▶ **SHORT EXERCISE 1**:
Answer these questions using the text about the album Pakt s Đavolom:
(a) What is the English translation of the album's title?
(b) In what month and year was the EP Sin City released?
(c) Which single premiered on 16 November 2014?
▶ **SHORT EXERCISE 2**: Reproduce the passage of the album text starting with "Jala Brat chronology" and going on through "Sin City (2013).".

▶ **SUPPLIED TEXT**:
————

Studio album by Jala Brat and Buba Corelli
- Released: 13 December 2014
- Recorded: 2013–14
- Genre: Rap; Hip hop;
- Label: Tempo Production; RedEye Vision;
- Producer: Jasmin Fazlić; Amar Hodžić;

Jala Brat chronology
| Sin City (2013) | Pakt s Đavolom (2014) | Kruna (2016) |

Buba Corelli chronology
| Sin City (2013) | Pakt s Đavolom (2014) | Kruna (2016) |

Singles from Pakt s Đavolom
- "Bez tebe" Released: 16 November 2014; "22" Released: 13 December 2014; "Trinidad i Tobago" Released: 7 March 2015; "Borba" Released: 8 April 2015;

= Pakt s Đavolom =

Pakt s Đavolom (Deal with the Devil) is a collaborative album by Bosnian rappers Jala Brat and Buba Corelli. It was released 13 December 2014 through Tempo Production and the RedEye Vision Studio. It is their second project together following the EP Sin City (2013).

==Background==
Jala Brat and Buba Corelli collaborated on the EP Sin City, released in March 2013. Soon after, they began recording sessions for a studio album which evolved into the LP Pakt s Đavolom.

==Singles==
The album's lead single "Bez tebe" premiered 16 November 2014. The follow-up single "22" was officially released the same day as the album. The album produced two more hit singles "Trinidad i Tobago" and "Borba".

————

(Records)
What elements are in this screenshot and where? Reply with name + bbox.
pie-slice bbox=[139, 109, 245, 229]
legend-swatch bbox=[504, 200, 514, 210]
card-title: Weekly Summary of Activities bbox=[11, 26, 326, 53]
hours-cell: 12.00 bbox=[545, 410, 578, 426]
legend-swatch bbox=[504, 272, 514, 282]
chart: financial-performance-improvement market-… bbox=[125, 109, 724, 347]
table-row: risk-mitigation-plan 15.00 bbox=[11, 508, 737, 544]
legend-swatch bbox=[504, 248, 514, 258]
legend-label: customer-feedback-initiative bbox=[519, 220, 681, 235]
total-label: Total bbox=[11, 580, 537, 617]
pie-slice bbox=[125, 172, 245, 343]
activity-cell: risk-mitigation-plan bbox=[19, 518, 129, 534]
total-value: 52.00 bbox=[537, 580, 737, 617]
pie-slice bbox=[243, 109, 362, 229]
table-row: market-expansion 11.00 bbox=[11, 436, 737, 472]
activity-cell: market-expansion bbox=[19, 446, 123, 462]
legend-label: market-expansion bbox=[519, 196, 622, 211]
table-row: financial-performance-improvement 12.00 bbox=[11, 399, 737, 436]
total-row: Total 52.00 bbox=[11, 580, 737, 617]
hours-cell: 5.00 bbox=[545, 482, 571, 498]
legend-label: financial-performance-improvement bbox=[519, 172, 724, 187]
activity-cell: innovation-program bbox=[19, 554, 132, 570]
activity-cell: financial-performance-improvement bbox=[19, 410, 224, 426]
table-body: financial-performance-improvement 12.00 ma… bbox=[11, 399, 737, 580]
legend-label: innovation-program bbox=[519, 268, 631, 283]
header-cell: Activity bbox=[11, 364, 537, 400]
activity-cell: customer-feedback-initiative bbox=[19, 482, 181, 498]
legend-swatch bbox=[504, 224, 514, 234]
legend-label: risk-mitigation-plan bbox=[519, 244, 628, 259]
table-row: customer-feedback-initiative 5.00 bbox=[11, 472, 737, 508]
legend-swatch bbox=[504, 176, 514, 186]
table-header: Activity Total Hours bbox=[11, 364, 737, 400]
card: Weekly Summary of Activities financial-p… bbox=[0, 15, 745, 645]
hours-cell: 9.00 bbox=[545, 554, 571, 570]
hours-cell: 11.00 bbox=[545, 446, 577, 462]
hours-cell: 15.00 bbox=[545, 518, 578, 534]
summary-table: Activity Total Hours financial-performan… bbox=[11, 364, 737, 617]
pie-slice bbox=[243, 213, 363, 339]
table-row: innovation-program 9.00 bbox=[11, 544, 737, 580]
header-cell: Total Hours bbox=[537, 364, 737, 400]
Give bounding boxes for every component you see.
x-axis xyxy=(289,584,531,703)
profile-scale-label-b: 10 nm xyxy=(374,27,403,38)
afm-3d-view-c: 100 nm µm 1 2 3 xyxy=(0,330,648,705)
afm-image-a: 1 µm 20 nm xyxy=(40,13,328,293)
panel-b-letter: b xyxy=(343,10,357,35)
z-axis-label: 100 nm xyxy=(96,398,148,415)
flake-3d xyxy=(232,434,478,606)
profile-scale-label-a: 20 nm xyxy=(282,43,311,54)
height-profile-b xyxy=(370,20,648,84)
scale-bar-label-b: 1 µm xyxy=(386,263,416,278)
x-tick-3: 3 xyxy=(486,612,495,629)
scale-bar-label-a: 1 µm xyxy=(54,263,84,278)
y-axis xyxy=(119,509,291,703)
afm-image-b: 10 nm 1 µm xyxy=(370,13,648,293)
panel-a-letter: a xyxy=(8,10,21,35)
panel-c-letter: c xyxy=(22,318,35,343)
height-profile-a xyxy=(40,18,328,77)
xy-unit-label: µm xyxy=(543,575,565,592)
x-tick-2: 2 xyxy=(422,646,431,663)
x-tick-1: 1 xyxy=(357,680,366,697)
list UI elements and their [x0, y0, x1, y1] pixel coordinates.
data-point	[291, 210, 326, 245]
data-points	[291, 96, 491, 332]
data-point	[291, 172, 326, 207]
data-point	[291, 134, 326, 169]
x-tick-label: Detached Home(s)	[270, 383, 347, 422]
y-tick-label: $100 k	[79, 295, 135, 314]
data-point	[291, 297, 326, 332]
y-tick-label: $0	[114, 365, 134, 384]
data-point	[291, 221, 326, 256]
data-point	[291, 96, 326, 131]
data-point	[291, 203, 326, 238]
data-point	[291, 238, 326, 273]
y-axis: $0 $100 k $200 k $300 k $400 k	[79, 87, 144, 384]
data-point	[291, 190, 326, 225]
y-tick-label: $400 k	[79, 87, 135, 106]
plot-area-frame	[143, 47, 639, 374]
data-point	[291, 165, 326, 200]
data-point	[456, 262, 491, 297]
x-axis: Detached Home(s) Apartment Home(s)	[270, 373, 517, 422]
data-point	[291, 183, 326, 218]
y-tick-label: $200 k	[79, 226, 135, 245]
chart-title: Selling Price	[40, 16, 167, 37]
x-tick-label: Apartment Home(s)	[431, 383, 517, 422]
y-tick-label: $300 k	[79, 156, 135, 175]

————

▶ **FINAL ANSWER 1**:
(a) Deal with the Devil
(b) March 2013
(c) "Bez tebe"

▶ **FINAL ANSWER 2**:
Jala Brat chronology
| Sin City (2013) | Pakt s Đavolom (2014) | Kruna (2016) |

Buba Corelli chronology
| Sin City (2013) | Pakt s Đavolom (2014) | Kruna (2016) |

Singles from Pakt s Đavolom
- "Bez tebe" Released: 16 November 2014; "22" Released: 13 December 2014; "Trinidad i Tobago" Released: 7 March 2015; "Borba" Released: 8 April 2015;

= Pakt s Đavolom =

Pakt s Đavolom (Deal with the Devil) is a collaborative album by Bosnian rappers Jala Brat and Buba Corelli. It was released 13 December 2014 through Tempo Production and the RedEye Vision Studio. It is their second project together following the EP Sin City (2013).